Data records:
[BEGIN]

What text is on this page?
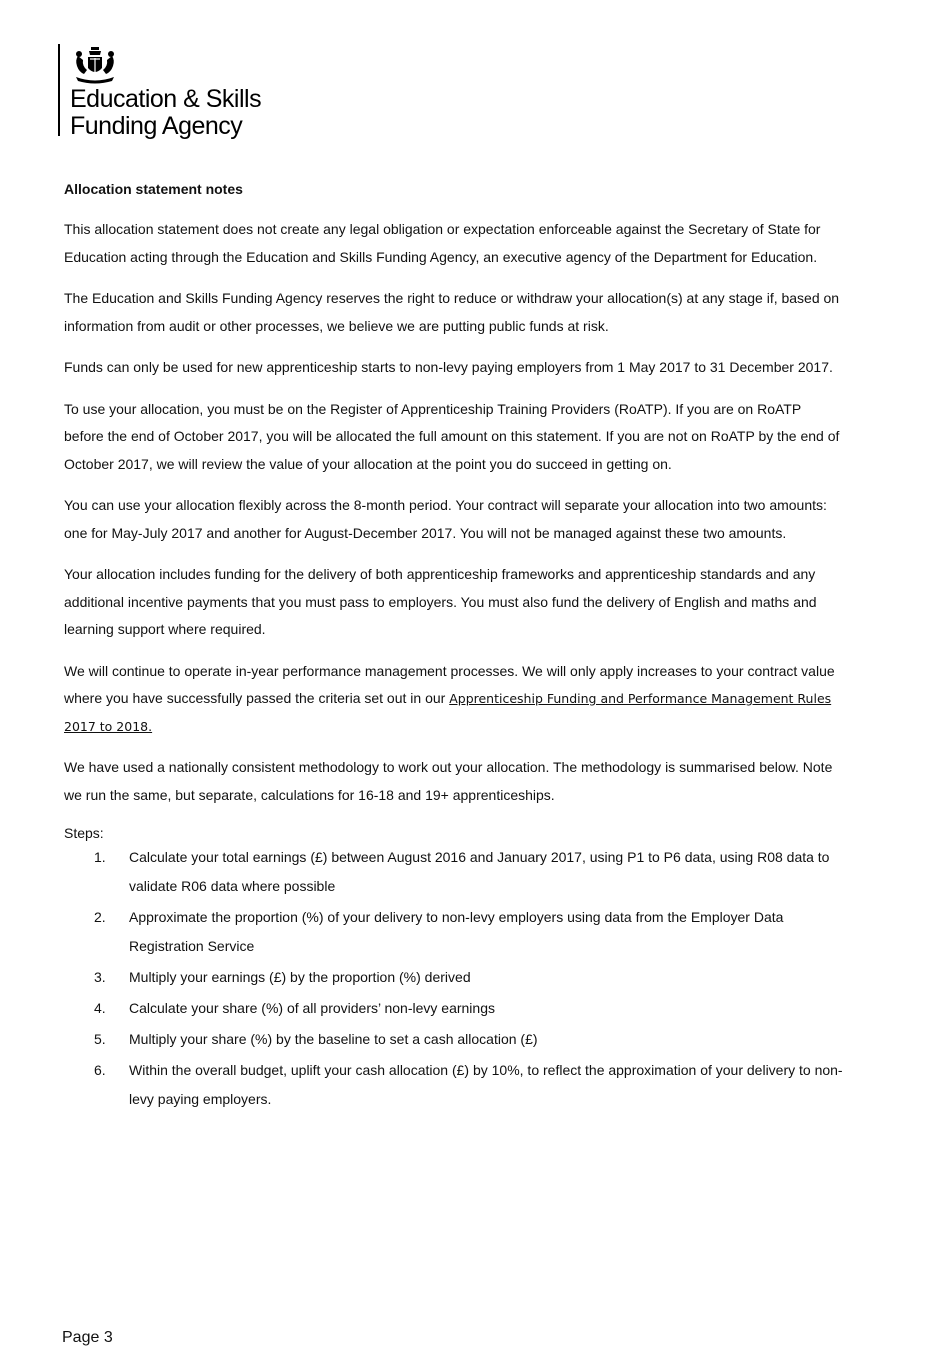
Education & Skills
Funding Agency
Allocation statement notes

This allocation statement does not create any legal obligation or expectation enforceable against the Secretary of State for Education acting through the Education and Skills Funding Agency, an executive agency of the Department for Education.

The Education and Skills Funding Agency reserves the right to reduce or withdraw your allocation(s) at any stage if, based on information from audit or other processes, we believe we are putting public funds at risk.

Funds can only be used for new apprenticeship starts to non-levy paying employers from 1 May 2017 to 31 December 2017.

To use your allocation, you must be on the Register of Apprenticeship Training Providers (RoATP). If you are on RoATP before the end of October 2017, you will be allocated the full amount on this statement. If you are not on RoATP by the end of October 2017, we will review the value of your allocation at the point you do succeed in getting on.

You can use your allocation flexibly across the 8-month period. Your contract will separate your allocation into two amounts: one for May-July 2017 and another for August-December 2017. You will not be managed against these two amounts.

Your allocation includes funding for the delivery of both apprenticeship frameworks and apprenticeship standards and any additional incentive payments that you must pass to employers. You must also fund the delivery of English and maths and learning support where required.

We will continue to operate in-year performance management processes. We will only apply increases to your contract value where you have successfully passed the criteria set out in our Apprenticeship Funding and Performance Management Rules 2017 to 2018.

We have used a nationally consistent methodology to work out your allocation. The methodology is summarised below. Note we run the same, but separate, calculations for 16-18 and 19+ apprenticeships.

Steps:
1. Calculate your total earnings (£) between August 2016 and January 2017, using P1 to P6 data, using R08 data to validate R06 data where possible
2. Approximate the proportion (%) of your delivery to non-levy employers using data from the Employer Data Registration Service
3. Multiply your earnings (£) by the proportion (%) derived
4. Calculate your share (%) of all providers’ non-levy earnings
5. Multiply your share (%) by the baseline to set a cash allocation (£)
6. Within the overall budget, uplift your cash allocation (£) by 10%, to reflect the approximation of your delivery to non-levy paying employers.
Page 3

[END]

THE REQUEST: Your task is to reproduce all of the material exactly. The pictures stay out.

RESULT OF THE EXERCISE:
What text is on this page?
Education & Skills
Funding Agency
Allocation statement notes

This allocation statement does not create any legal obligation or expectation enforceable against the Secretary of State for Education acting through the Education and Skills Funding Agency, an executive agency of the Department for Education.

The Education and Skills Funding Agency reserves the right to reduce or withdraw your allocation(s) at any stage if, based on information from audit or other processes, we believe we are putting public funds at risk.

Funds can only be used for new apprenticeship starts to non-levy paying employers from 1 May 2017 to 31 December 2017.

To use your allocation, you must be on the Register of Apprenticeship Training Providers (RoATP). If you are on RoATP before the end of October 2017, you will be allocated the full amount on this statement. If you are not on RoATP by the end of October 2017, we will review the value of your allocation at the point you do succeed in getting on.

You can use your allocation flexibly across the 8-month period. Your contract will separate your allocation into two amounts: one for May-July 2017 and another for August-December 2017. You will not be managed against these two amounts.

Your allocation includes funding for the delivery of both apprenticeship frameworks and apprenticeship standards and any additional incentive payments that you must pass to employers. You must also fund the delivery of English and maths and learning support where required.

We will continue to operate in-year performance management processes. We will only apply increases to your contract value where you have successfully passed the criteria set out in our Apprenticeship Funding and Performance Management Rules 2017 to 2018.

We have used a nationally consistent methodology to work out your allocation. The methodology is summarised below. Note we run the same, but separate, calculations for 16-18 and 19+ apprenticeships.

Steps:
1. Calculate your total earnings (£) between August 2016 and January 2017, using P1 to P6 data, using R08 data to validate R06 data where possible
2. Approximate the proportion (%) of your delivery to non-levy employers using data from the Employer Data Registration Service
3. Multiply your earnings (£) by the proportion (%) derived
4. Calculate your share (%) of all providers’ non-levy earnings
5. Multiply your share (%) by the baseline to set a cash allocation (£)
6. Within the overall budget, uplift your cash allocation (£) by 10%, to reflect the approximation of your delivery to non-levy paying employers.
Page 3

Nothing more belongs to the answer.